Directive:
Give the number of lines containing the word "icon", and nothing else.

Records supplied:
________
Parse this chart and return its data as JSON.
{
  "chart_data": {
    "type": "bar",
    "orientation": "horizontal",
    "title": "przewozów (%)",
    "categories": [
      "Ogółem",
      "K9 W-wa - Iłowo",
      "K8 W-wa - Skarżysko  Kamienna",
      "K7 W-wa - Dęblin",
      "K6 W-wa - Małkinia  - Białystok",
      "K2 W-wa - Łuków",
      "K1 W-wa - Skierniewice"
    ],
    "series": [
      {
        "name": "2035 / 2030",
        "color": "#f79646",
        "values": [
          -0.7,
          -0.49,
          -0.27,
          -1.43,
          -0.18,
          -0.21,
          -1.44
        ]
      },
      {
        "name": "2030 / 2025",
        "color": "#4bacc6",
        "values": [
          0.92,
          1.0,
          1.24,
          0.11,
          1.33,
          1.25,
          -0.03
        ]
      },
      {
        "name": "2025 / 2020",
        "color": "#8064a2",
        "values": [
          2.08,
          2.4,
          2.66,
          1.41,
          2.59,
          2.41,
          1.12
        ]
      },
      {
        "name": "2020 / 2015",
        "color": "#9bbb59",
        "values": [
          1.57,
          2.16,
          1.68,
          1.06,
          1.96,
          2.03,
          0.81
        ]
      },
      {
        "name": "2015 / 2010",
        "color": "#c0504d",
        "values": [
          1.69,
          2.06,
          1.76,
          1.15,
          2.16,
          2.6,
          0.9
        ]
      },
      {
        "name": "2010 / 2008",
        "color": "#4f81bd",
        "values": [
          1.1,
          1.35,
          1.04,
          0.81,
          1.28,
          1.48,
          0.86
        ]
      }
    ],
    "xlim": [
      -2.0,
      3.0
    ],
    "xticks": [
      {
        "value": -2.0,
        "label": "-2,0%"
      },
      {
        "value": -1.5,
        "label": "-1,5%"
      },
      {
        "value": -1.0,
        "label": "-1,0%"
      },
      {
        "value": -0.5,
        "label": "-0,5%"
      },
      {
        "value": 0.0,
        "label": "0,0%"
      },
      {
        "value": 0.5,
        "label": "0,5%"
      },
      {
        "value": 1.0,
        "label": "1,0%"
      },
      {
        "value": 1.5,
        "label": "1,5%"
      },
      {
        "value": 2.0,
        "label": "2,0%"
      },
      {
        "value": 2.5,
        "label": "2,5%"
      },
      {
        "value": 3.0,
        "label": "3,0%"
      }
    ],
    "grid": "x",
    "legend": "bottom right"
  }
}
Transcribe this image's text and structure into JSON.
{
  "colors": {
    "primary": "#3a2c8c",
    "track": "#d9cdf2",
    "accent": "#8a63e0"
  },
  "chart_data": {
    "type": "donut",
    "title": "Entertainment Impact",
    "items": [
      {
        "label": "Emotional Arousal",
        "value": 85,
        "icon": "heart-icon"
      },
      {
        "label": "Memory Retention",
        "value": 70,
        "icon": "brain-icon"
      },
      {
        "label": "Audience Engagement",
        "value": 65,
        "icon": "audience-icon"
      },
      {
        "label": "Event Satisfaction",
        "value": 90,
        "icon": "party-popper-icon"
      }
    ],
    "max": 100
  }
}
________
Written response:
4